Copy out lines with the word "true" from the material that follows.

DATA FOR THE TASK:
#####
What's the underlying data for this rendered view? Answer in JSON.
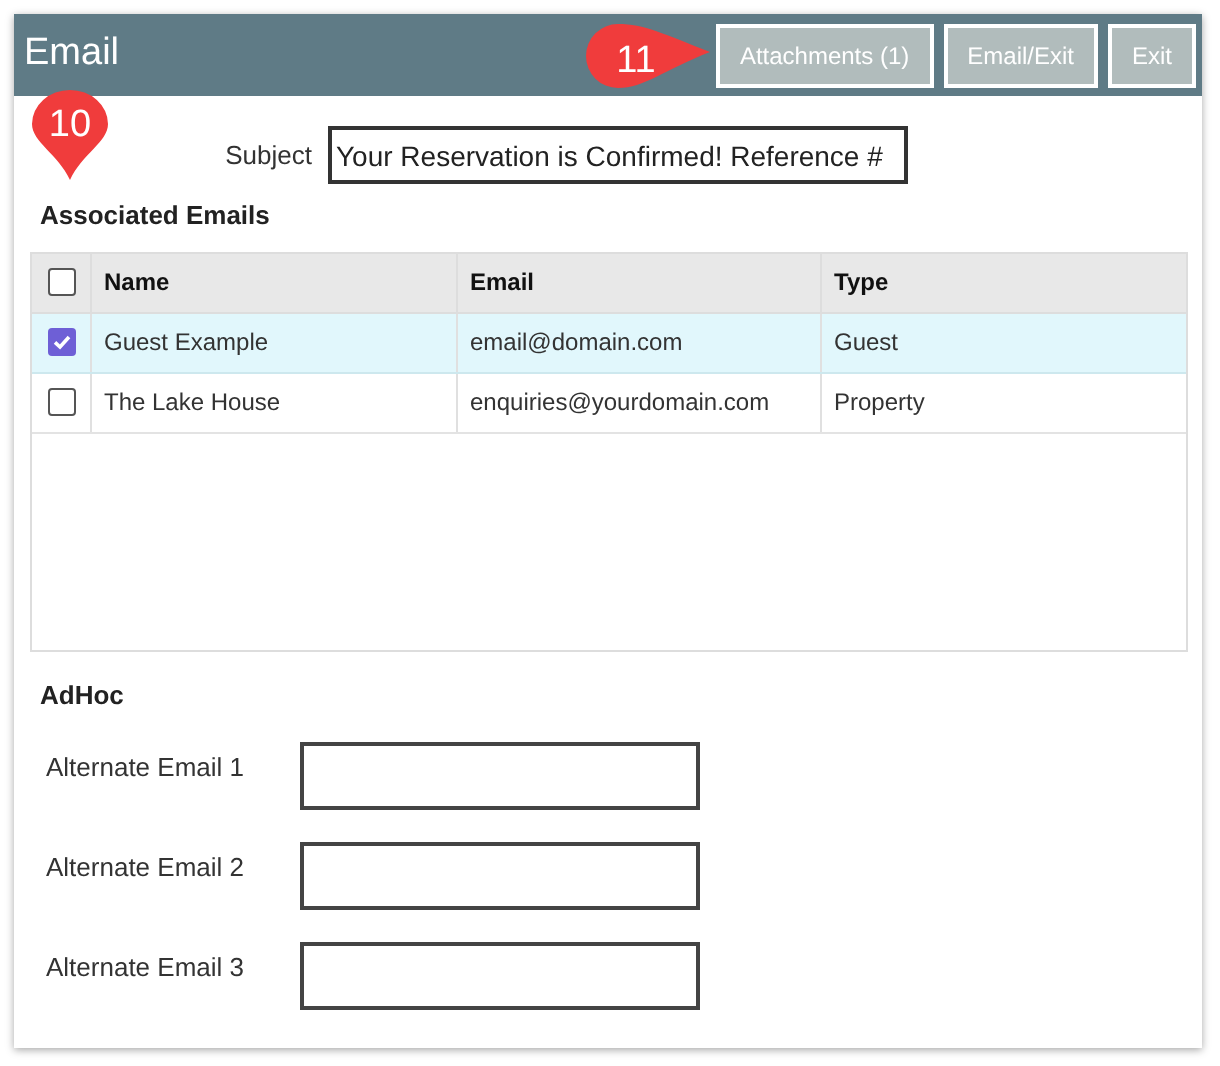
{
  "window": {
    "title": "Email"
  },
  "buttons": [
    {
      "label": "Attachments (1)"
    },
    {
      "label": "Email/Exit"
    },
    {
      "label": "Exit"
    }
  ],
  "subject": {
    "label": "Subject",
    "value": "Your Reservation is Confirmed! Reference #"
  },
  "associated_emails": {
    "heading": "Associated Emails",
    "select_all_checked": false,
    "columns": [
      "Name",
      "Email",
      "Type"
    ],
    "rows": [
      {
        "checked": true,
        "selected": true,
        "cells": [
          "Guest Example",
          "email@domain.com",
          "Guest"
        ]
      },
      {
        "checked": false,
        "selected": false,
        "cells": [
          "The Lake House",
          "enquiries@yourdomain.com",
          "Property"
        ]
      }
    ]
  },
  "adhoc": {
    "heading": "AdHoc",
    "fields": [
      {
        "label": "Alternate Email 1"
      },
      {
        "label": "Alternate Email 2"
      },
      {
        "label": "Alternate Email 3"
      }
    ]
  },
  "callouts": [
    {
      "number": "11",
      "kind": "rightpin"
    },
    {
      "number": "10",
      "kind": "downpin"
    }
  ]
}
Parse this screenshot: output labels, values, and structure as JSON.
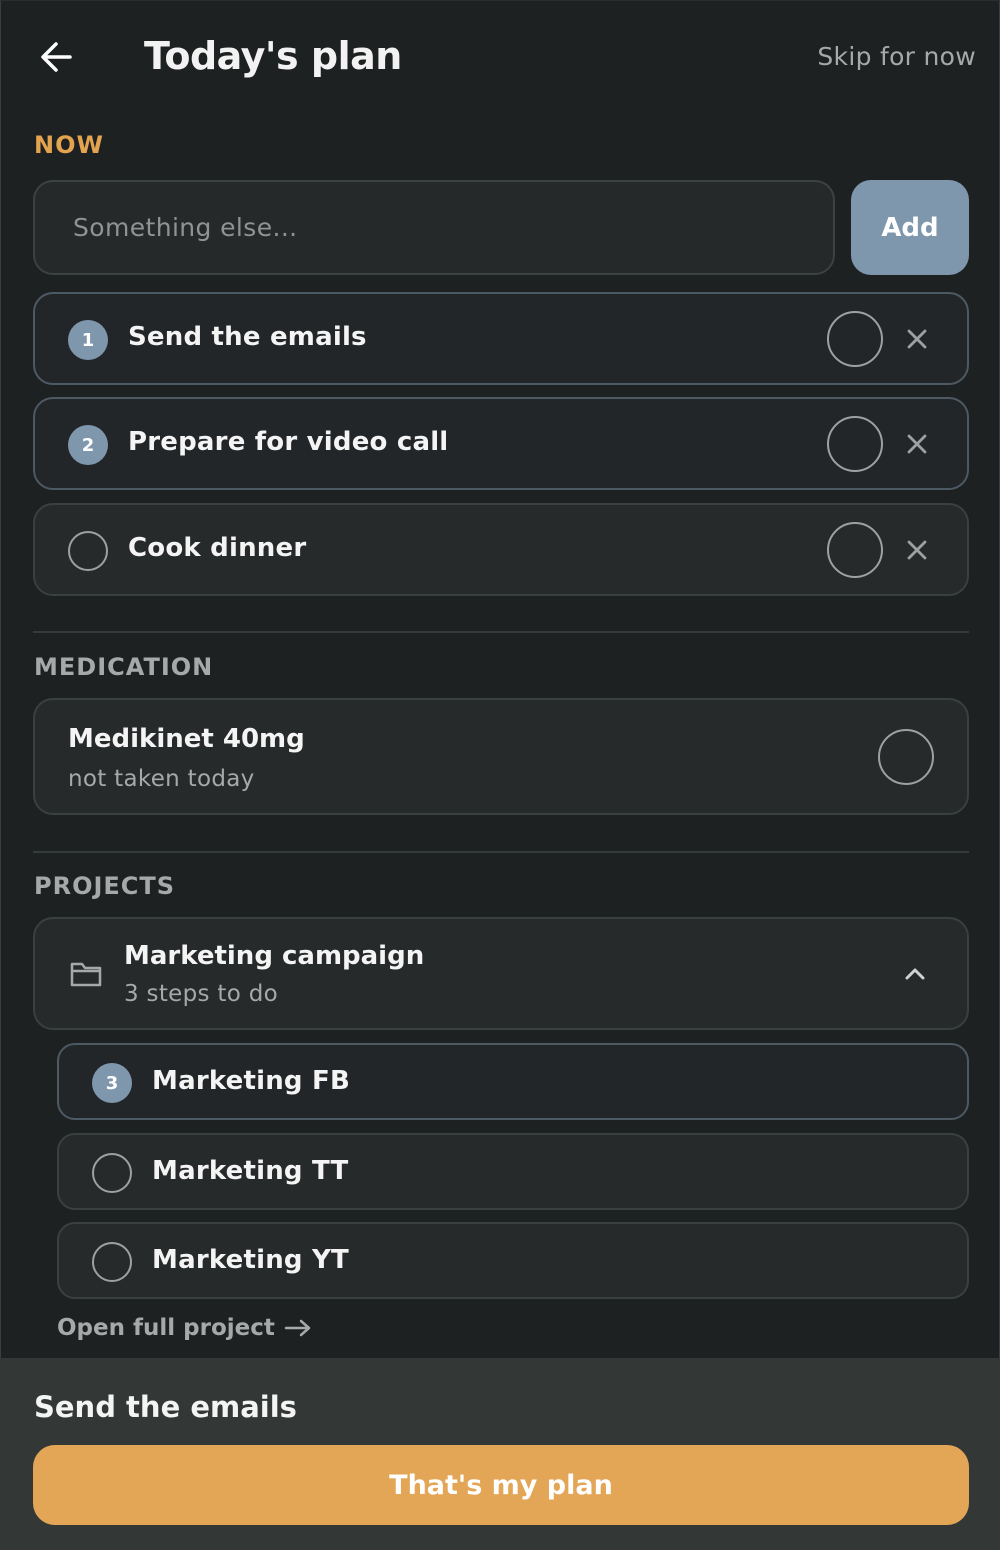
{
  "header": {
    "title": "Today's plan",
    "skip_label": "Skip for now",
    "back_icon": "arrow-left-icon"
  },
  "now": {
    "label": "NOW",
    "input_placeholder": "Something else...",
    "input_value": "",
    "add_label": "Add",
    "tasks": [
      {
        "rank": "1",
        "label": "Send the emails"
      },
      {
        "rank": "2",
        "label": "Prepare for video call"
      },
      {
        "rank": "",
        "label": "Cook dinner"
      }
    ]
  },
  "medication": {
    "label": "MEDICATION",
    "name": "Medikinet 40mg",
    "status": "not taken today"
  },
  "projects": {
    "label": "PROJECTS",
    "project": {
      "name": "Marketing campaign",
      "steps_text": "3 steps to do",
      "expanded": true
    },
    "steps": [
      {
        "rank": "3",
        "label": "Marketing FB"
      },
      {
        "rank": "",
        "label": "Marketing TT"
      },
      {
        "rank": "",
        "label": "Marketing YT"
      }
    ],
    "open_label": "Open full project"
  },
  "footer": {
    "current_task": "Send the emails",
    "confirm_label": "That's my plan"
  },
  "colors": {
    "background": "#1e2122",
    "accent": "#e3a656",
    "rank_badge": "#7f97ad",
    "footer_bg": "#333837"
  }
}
#####
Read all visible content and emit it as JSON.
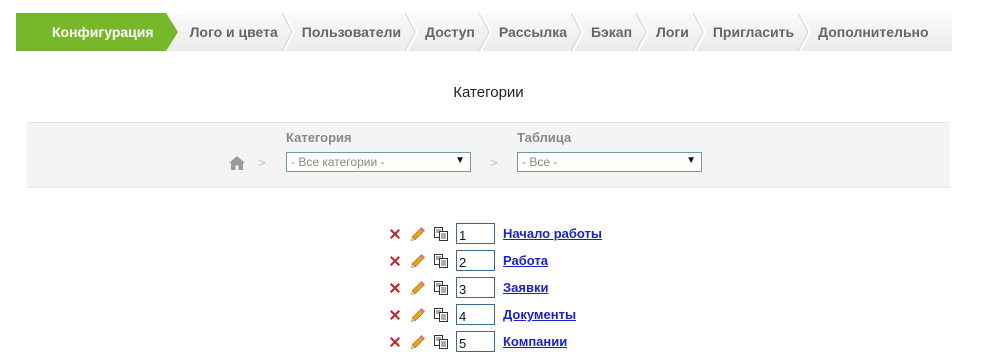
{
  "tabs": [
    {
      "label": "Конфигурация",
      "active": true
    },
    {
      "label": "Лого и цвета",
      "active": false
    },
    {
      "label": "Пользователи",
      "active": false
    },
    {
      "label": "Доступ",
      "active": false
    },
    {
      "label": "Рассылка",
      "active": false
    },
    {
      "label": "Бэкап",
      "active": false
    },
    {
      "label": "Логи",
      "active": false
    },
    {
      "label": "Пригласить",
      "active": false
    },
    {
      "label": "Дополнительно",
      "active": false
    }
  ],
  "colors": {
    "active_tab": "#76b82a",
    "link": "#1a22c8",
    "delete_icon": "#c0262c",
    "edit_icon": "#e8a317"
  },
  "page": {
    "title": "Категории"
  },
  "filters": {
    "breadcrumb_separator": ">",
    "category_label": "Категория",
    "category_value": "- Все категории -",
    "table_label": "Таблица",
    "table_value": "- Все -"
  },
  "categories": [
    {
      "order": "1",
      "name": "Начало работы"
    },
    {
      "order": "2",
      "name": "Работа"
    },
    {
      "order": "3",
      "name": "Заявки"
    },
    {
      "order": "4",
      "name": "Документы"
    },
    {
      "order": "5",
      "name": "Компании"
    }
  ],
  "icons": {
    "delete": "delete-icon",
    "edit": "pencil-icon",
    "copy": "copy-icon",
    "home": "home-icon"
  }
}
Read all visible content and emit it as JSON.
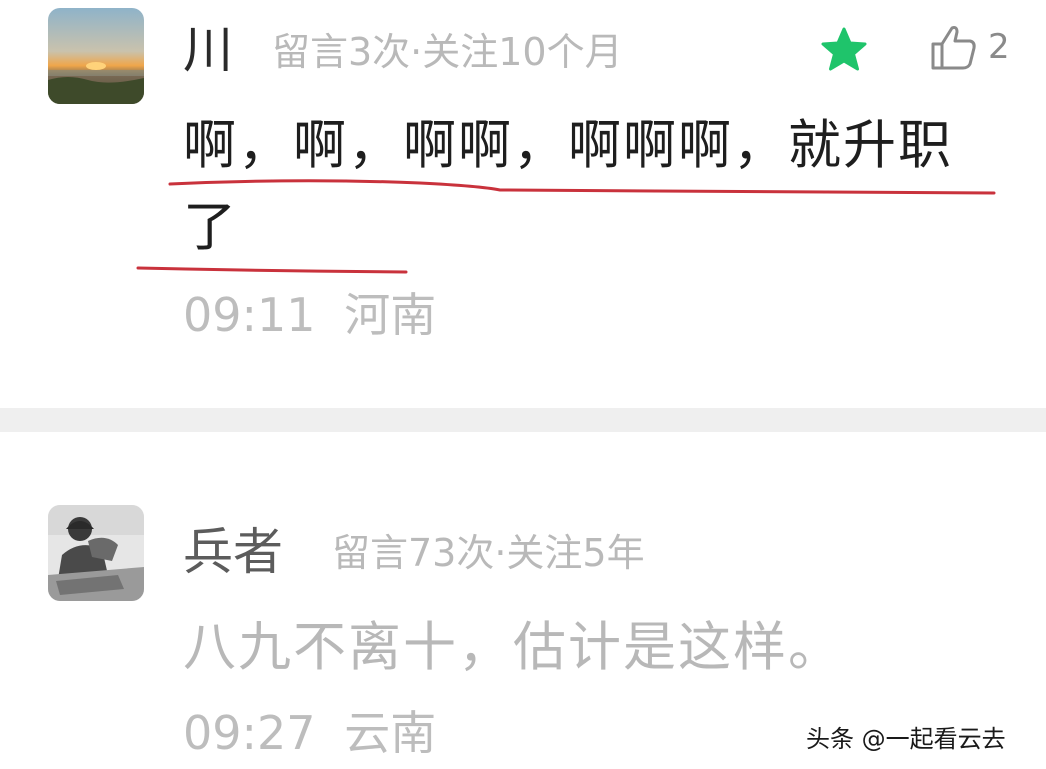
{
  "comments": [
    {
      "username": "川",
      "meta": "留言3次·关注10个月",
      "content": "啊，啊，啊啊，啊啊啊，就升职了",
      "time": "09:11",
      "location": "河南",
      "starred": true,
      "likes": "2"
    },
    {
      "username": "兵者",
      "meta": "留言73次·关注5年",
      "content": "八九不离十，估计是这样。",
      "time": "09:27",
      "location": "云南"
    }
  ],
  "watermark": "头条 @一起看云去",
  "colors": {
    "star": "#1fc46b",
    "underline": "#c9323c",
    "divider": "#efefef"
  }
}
#####
IN RESPONSE:
        "checked": true,
        "selected": true,
      "expanded": true
      "active": true
      "starred": true,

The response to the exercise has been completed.